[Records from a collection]
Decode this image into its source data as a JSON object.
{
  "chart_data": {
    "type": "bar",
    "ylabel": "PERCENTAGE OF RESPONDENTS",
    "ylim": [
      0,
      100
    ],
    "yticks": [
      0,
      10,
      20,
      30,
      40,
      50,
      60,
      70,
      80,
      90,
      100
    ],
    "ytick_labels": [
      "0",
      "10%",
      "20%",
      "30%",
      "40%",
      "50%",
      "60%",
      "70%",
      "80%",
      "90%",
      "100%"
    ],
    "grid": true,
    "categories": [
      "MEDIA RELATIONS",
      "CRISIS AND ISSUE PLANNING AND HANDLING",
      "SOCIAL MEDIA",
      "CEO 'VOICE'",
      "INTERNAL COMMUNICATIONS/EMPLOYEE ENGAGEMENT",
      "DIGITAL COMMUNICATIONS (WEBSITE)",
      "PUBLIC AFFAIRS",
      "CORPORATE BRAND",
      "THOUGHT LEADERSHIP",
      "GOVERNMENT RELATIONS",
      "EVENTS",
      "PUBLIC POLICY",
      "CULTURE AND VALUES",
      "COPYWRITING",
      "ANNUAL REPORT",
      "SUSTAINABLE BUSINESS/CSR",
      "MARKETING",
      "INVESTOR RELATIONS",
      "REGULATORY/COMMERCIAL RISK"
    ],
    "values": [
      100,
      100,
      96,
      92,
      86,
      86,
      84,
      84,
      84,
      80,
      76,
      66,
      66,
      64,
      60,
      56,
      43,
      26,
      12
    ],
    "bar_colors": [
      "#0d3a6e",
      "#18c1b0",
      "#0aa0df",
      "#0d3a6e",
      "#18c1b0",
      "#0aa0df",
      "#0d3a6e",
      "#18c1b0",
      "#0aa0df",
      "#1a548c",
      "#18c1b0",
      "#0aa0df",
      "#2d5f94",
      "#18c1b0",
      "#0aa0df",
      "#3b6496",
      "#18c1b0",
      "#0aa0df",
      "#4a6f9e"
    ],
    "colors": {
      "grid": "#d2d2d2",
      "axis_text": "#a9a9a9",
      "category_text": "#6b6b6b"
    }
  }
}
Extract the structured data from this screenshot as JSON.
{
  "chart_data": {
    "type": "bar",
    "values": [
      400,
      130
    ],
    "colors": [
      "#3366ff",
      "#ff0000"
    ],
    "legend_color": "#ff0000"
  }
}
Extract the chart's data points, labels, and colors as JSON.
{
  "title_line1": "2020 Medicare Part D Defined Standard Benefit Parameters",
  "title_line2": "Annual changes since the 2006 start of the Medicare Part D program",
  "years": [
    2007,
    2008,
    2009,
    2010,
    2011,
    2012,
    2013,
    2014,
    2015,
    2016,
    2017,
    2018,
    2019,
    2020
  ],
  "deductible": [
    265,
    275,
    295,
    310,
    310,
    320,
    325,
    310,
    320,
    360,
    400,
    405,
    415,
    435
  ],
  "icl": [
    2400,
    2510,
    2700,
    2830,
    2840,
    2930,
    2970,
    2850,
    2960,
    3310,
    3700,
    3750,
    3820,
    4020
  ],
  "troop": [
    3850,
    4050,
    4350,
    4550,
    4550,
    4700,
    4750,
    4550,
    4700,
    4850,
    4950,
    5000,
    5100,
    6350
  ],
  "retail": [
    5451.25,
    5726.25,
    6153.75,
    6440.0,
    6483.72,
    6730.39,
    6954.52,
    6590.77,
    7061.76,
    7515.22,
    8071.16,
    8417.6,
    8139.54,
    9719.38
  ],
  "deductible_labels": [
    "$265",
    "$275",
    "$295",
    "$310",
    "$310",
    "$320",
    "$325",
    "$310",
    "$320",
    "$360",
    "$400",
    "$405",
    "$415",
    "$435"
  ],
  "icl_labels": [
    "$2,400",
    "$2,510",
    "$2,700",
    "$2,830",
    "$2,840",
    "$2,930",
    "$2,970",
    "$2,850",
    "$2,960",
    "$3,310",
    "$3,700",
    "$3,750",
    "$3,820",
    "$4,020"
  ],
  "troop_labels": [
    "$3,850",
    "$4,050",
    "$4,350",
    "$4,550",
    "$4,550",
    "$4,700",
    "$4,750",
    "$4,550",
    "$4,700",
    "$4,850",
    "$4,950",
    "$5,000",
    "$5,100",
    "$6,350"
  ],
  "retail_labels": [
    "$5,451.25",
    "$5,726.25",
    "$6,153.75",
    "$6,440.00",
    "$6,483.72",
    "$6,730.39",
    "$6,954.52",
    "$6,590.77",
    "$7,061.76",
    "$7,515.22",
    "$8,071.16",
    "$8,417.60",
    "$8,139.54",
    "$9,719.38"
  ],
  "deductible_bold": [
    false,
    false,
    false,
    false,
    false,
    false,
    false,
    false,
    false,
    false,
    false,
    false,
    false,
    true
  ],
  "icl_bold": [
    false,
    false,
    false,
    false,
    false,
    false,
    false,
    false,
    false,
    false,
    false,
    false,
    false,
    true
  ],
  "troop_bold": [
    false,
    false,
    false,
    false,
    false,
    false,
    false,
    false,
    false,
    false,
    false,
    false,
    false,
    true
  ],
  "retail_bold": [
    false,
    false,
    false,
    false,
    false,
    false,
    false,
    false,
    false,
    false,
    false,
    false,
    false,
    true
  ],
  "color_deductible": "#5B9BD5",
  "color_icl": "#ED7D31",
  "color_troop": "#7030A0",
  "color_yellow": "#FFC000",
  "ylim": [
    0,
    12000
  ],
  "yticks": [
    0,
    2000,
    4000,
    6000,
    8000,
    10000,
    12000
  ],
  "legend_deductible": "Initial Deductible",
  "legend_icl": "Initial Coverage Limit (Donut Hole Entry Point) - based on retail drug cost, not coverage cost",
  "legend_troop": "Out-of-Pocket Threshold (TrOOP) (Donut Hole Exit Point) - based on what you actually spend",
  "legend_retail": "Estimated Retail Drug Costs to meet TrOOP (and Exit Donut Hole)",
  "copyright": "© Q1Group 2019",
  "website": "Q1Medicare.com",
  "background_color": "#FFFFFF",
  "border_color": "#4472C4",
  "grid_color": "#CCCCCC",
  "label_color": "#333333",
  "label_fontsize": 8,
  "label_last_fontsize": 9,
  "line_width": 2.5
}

**Instructions for the task**
Exactly as shown, repeat every record.

**Response to the exercise**
Decode this image into its source data as a JSON object.
{
  "chart_data": {
    "type": "bar",
    "ylabel": "PERCENTAGE OF RESPONDENTS",
    "ylim": [
      0,
      100
    ],
    "yticks": [
      0,
      10,
      20,
      30,
      40,
      50,
      60,
      70,
      80,
      90,
      100
    ],
    "ytick_labels": [
      "0",
      "10%",
      "20%",
      "30%",
      "40%",
      "50%",
      "60%",
      "70%",
      "80%",
      "90%",
      "100%"
    ],
    "grid": true,
    "categories": [
      "MEDIA RELATIONS",
      "CRISIS AND ISSUE PLANNING AND HANDLING",
      "SOCIAL MEDIA",
      "CEO 'VOICE'",
      "INTERNAL COMMUNICATIONS/EMPLOYEE ENGAGEMENT",
      "DIGITAL COMMUNICATIONS (WEBSITE)",
      "PUBLIC AFFAIRS",
      "CORPORATE BRAND",
      "THOUGHT LEADERSHIP",
      "GOVERNMENT RELATIONS",
      "EVENTS",
      "PUBLIC POLICY",
      "CULTURE AND VALUES",
      "COPYWRITING",
      "ANNUAL REPORT",
      "SUSTAINABLE BUSINESS/CSR",
      "MARKETING",
      "INVESTOR RELATIONS",
      "REGULATORY/COMMERCIAL RISK"
    ],
    "values": [
      100,
      100,
      96,
      92,
      86,
      86,
      84,
      84,
      84,
      80,
      76,
      66,
      66,
      64,
      60,
      56,
      43,
      26,
      12
    ],
    "bar_colors": [
      "#0d3a6e",
      "#18c1b0",
      "#0aa0df",
      "#0d3a6e",
      "#18c1b0",
      "#0aa0df",
      "#0d3a6e",
      "#18c1b0",
      "#0aa0df",
      "#1a548c",
      "#18c1b0",
      "#0aa0df",
      "#2d5f94",
      "#18c1b0",
      "#0aa0df",
      "#3b6496",
      "#18c1b0",
      "#0aa0df",
      "#4a6f9e"
    ],
    "colors": {
      "grid": "#d2d2d2",
      "axis_text": "#a9a9a9",
      "category_text": "#6b6b6b"
    }
  }
}
Extract the structured data from this screenshot as JSON.
{
  "chart_data": {
    "type": "bar",
    "values": [
      400,
      130
    ],
    "colors": [
      "#3366ff",
      "#ff0000"
    ],
    "legend_color": "#ff0000"
  }
}
Extract the chart's data points, labels, and colors as JSON.
{
  "title_line1": "2020 Medicare Part D Defined Standard Benefit Parameters",
  "title_line2": "Annual changes since the 2006 start of the Medicare Part D program",
  "years": [
    2007,
    2008,
    2009,
    2010,
    2011,
    2012,
    2013,
    2014,
    2015,
    2016,
    2017,
    2018,
    2019,
    2020
  ],
  "deductible": [
    265,
    275,
    295,
    310,
    310,
    320,
    325,
    310,
    320,
    360,
    400,
    405,
    415,
    435
  ],
  "icl": [
    2400,
    2510,
    2700,
    2830,
    2840,
    2930,
    2970,
    2850,
    2960,
    3310,
    3700,
    3750,
    3820,
    4020
  ],
  "troop": [
    3850,
    4050,
    4350,
    4550,
    4550,
    4700,
    4750,
    4550,
    4700,
    4850,
    4950,
    5000,
    5100,
    6350
  ],
  "retail": [
    5451.25,
    5726.25,
    6153.75,
    6440.0,
    6483.72,
    6730.39,
    6954.52,
    6590.77,
    7061.76,
    7515.22,
    8071.16,
    8417.6,
    8139.54,
    9719.38
  ],
  "deductible_labels": [
    "$265",
    "$275",
    "$295",
    "$310",
    "$310",
    "$320",
    "$325",
    "$310",
    "$320",
    "$360",
    "$400",
    "$405",
    "$415",
    "$435"
  ],
  "icl_labels": [
    "$2,400",
    "$2,510",
    "$2,700",
    "$2,830",
    "$2,840",
    "$2,930",
    "$2,970",
    "$2,850",
    "$2,960",
    "$3,310",
    "$3,700",
    "$3,750",
    "$3,820",
    "$4,020"
  ],
  "troop_labels": [
    "$3,850",
    "$4,050",
    "$4,350",
    "$4,550",
    "$4,550",
    "$4,700",
    "$4,750",
    "$4,550",
    "$4,700",
    "$4,850",
    "$4,950",
    "$5,000",
    "$5,100",
    "$6,350"
  ],
  "retail_labels": [
    "$5,451.25",
    "$5,726.25",
    "$6,153.75",
    "$6,440.00",
    "$6,483.72",
    "$6,730.39",
    "$6,954.52",
    "$6,590.77",
    "$7,061.76",
    "$7,515.22",
    "$8,071.16",
    "$8,417.60",
    "$8,139.54",
    "$9,719.38"
  ],
  "deductible_bold": [
    false,
    false,
    false,
    false,
    false,
    false,
    false,
    false,
    false,
    false,
    false,
    false,
    false,
    true
  ],
  "icl_bold": [
    false,
    false,
    false,
    false,
    false,
    false,
    false,
    false,
    false,
    false,
    false,
    false,
    false,
    true
  ],
  "troop_bold": [
    false,
    false,
    false,
    false,
    false,
    false,
    false,
    false,
    false,
    false,
    false,
    false,
    false,
    true
  ],
  "retail_bold": [
    false,
    false,
    false,
    false,
    false,
    false,
    false,
    false,
    false,
    false,
    false,
    false,
    false,
    true
  ],
  "color_deductible": "#5B9BD5",
  "color_icl": "#ED7D31",
  "color_troop": "#7030A0",
  "color_yellow": "#FFC000",
  "ylim": [
    0,
    12000
  ],
  "yticks": [
    0,
    2000,
    4000,
    6000,
    8000,
    10000,
    12000
  ],
  "legend_deductible": "Initial Deductible",
  "legend_icl": "Initial Coverage Limit (Donut Hole Entry Point) - based on retail drug cost, not coverage cost",
  "legend_troop": "Out-of-Pocket Threshold (TrOOP) (Donut Hole Exit Point) - based on what you actually spend",
  "legend_retail": "Estimated Retail Drug Costs to meet TrOOP (and Exit Donut Hole)",
  "copyright": "© Q1Group 2019",
  "website": "Q1Medicare.com",
  "background_color": "#FFFFFF",
  "border_color": "#4472C4",
  "grid_color": "#CCCCCC",
  "label_color": "#333333",
  "label_fontsize": 8,
  "label_last_fontsize": 9,
  "line_width": 2.5
}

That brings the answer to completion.